- Problem description: Without skipping anything, write out each record below exactly.

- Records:
------------------------
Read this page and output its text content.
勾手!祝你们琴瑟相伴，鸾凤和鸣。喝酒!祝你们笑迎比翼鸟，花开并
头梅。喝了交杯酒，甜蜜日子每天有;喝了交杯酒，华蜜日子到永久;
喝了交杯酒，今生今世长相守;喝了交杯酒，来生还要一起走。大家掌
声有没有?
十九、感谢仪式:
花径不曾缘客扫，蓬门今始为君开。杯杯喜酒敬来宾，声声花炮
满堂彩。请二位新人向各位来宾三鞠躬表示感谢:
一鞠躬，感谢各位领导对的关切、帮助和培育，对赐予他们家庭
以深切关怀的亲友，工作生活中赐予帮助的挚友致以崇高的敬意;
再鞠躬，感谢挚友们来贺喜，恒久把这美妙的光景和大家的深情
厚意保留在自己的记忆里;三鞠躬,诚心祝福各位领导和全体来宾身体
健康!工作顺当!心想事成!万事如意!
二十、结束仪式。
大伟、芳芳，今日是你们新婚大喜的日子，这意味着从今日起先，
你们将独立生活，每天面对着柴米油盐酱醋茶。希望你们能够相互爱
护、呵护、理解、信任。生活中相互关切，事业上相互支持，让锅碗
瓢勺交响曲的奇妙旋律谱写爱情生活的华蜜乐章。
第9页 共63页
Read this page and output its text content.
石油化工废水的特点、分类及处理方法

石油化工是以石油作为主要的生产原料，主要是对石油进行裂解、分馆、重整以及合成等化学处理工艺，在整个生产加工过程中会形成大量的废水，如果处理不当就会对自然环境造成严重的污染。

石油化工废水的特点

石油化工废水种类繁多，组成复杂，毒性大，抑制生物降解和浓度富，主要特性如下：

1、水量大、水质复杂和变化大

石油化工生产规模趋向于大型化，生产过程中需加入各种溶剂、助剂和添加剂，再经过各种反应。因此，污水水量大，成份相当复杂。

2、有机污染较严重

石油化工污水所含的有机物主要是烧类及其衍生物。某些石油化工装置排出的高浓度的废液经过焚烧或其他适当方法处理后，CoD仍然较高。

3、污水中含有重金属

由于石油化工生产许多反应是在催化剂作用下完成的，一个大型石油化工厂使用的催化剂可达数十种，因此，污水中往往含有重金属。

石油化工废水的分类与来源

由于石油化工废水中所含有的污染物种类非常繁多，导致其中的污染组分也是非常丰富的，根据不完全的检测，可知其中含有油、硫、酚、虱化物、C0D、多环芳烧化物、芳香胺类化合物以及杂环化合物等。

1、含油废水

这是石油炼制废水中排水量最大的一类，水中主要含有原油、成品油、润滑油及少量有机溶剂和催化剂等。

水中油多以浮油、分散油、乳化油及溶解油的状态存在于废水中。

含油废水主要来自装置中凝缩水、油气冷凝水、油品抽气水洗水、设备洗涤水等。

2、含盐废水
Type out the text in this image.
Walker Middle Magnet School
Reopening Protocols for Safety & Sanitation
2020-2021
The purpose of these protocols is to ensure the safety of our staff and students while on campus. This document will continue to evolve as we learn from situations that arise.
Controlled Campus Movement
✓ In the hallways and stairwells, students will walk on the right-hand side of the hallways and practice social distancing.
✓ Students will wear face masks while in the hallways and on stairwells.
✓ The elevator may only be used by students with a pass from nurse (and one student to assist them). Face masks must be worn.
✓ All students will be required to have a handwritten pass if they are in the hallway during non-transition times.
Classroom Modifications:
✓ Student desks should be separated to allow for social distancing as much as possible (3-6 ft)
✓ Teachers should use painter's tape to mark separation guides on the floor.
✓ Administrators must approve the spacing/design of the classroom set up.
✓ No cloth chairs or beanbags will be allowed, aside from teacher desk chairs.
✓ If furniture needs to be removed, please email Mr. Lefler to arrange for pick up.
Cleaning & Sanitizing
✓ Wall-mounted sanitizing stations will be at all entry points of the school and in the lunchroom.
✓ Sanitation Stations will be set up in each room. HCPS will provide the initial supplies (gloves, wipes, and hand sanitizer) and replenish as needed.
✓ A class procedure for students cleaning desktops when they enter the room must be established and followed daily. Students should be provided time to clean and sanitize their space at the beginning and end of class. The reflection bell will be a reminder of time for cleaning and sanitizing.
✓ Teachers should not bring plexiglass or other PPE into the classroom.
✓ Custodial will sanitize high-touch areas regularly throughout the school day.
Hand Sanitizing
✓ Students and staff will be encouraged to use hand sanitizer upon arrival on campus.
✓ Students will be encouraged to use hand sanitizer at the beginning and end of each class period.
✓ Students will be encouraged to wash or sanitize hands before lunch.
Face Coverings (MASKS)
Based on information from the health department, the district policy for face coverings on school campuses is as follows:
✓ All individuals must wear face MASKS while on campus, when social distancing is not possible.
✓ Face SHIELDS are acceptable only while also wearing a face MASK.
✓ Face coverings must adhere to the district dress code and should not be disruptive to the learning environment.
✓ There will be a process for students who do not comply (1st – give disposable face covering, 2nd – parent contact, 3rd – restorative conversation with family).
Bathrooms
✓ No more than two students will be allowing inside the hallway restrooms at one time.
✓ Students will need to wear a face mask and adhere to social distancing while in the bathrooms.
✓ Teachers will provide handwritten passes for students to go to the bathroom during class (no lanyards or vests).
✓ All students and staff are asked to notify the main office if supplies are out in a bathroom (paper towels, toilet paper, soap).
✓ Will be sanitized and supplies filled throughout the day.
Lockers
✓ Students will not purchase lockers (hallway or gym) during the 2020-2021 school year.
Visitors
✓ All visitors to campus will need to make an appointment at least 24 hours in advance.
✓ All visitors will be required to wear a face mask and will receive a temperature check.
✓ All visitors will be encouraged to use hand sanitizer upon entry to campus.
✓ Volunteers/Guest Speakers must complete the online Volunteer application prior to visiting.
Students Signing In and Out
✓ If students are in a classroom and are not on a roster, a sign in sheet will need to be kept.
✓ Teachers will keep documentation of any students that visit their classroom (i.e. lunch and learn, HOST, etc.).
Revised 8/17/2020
------------------------
- Response below:
Read this page and output its text content.
勾手!祝你们琴瑟相伴，鸾凤和鸣。喝酒!祝你们笑迎比翼鸟，花开并
头梅。喝了交杯酒，甜蜜日子每天有;喝了交杯酒，华蜜日子到永久;
喝了交杯酒，今生今世长相守;喝了交杯酒，来生还要一起走。大家掌
声有没有?
十九、感谢仪式:
花径不曾缘客扫，蓬门今始为君开。杯杯喜酒敬来宾，声声花炮
满堂彩。请二位新人向各位来宾三鞠躬表示感谢:
一鞠躬，感谢各位领导对的关切、帮助和培育，对赐予他们家庭
以深切关怀的亲友，工作生活中赐予帮助的挚友致以崇高的敬意;
再鞠躬，感谢挚友们来贺喜，恒久把这美妙的光景和大家的深情
厚意保留在自己的记忆里;三鞠躬,诚心祝福各位领导和全体来宾身体
健康!工作顺当!心想事成!万事如意!
二十、结束仪式。
大伟、芳芳，今日是你们新婚大喜的日子，这意味着从今日起先，
你们将独立生活，每天面对着柴米油盐酱醋茶。希望你们能够相互爱
护、呵护、理解、信任。生活中相互关切，事业上相互支持，让锅碗
瓢勺交响曲的奇妙旋律谱写爱情生活的华蜜乐章。
第9页 共63页
Read this page and output its text content.
石油化工废水的特点、分类及处理方法

石油化工是以石油作为主要的生产原料，主要是对石油进行裂解、分馆、重整以及合成等化学处理工艺，在整个生产加工过程中会形成大量的废水，如果处理不当就会对自然环境造成严重的污染。

石油化工废水的特点

石油化工废水种类繁多，组成复杂，毒性大，抑制生物降解和浓度富，主要特性如下：

1、水量大、水质复杂和变化大

石油化工生产规模趋向于大型化，生产过程中需加入各种溶剂、助剂和添加剂，再经过各种反应。因此，污水水量大，成份相当复杂。

2、有机污染较严重

石油化工污水所含的有机物主要是烧类及其衍生物。某些石油化工装置排出的高浓度的废液经过焚烧或其他适当方法处理后，CoD仍然较高。

3、污水中含有重金属

由于石油化工生产许多反应是在催化剂作用下完成的，一个大型石油化工厂使用的催化剂可达数十种，因此，污水中往往含有重金属。

石油化工废水的分类与来源

由于石油化工废水中所含有的污染物种类非常繁多，导致其中的污染组分也是非常丰富的，根据不完全的检测，可知其中含有油、硫、酚、虱化物、C0D、多环芳烧化物、芳香胺类化合物以及杂环化合物等。

1、含油废水

这是石油炼制废水中排水量最大的一类，水中主要含有原油、成品油、润滑油及少量有机溶剂和催化剂等。

水中油多以浮油、分散油、乳化油及溶解油的状态存在于废水中。

含油废水主要来自装置中凝缩水、油气冷凝水、油品抽气水洗水、设备洗涤水等。

2、含盐废水
Type out the text in this image.
Walker Middle Magnet School
Reopening Protocols for Safety & Sanitation
2020-2021
The purpose of these protocols is to ensure the safety of our staff and students while on campus. This document will continue to evolve as we learn from situations that arise.
Controlled Campus Movement
✓ In the hallways and stairwells, students will walk on the right-hand side of the hallways and practice social distancing.
✓ Students will wear face masks while in the hallways and on stairwells.
✓ The elevator may only be used by students with a pass from nurse (and one student to assist them). Face masks must be worn.
✓ All students will be required to have a handwritten pass if they are in the hallway during non-transition times.
Classroom Modifications:
✓ Student desks should be separated to allow for social distancing as much as possible (3-6 ft)
✓ Teachers should use painter's tape to mark separation guides on the floor.
✓ Administrators must approve the spacing/design of the classroom set up.
✓ No cloth chairs or beanbags will be allowed, aside from teacher desk chairs.
✓ If furniture needs to be removed, please email Mr. Lefler to arrange for pick up.
Cleaning & Sanitizing
✓ Wall-mounted sanitizing stations will be at all entry points of the school and in the lunchroom.
✓ Sanitation Stations will be set up in each room. HCPS will provide the initial supplies (gloves, wipes, and hand sanitizer) and replenish as needed.
✓ A class procedure for students cleaning desktops when they enter the room must be established and followed daily. Students should be provided time to clean and sanitize their space at the beginning and end of class. The reflection bell will be a reminder of time for cleaning and sanitizing.
✓ Teachers should not bring plexiglass or other PPE into the classroom.
✓ Custodial will sanitize high-touch areas regularly throughout the school day.
Hand Sanitizing
✓ Students and staff will be encouraged to use hand sanitizer upon arrival on campus.
✓ Students will be encouraged to use hand sanitizer at the beginning and end of each class period.
✓ Students will be encouraged to wash or sanitize hands before lunch.
Face Coverings (MASKS)
Based on information from the health department, the district policy for face coverings on school campuses is as follows:
✓ All individuals must wear face MASKS while on campus, when social distancing is not possible.
✓ Face SHIELDS are acceptable only while also wearing a face MASK.
✓ Face coverings must adhere to the district dress code and should not be disruptive to the learning environment.
✓ There will be a process for students who do not comply (1st – give disposable face covering, 2nd – parent contact, 3rd – restorative conversation with family).
Bathrooms
✓ No more than two students will be allowing inside the hallway restrooms at one time.
✓ Students will need to wear a face mask and adhere to social distancing while in the bathrooms.
✓ Teachers will provide handwritten passes for students to go to the bathroom during class (no lanyards or vests).
✓ All students and staff are asked to notify the main office if supplies are out in a bathroom (paper towels, toilet paper, soap).
✓ Will be sanitized and supplies filled throughout the day.
Lockers
✓ Students will not purchase lockers (hallway or gym) during the 2020-2021 school year.
Visitors
✓ All visitors to campus will need to make an appointment at least 24 hours in advance.
✓ All visitors will be required to wear a face mask and will receive a temperature check.
✓ All visitors will be encouraged to use hand sanitizer upon entry to campus.
✓ Volunteers/Guest Speakers must complete the online Volunteer application prior to visiting.
Students Signing In and Out
✓ If students are in a classroom and are not on a roster, a sign in sheet will need to be kept.
✓ Teachers will keep documentation of any students that visit their classroom (i.e. lunch and learn, HOST, etc.).
Revised 8/17/2020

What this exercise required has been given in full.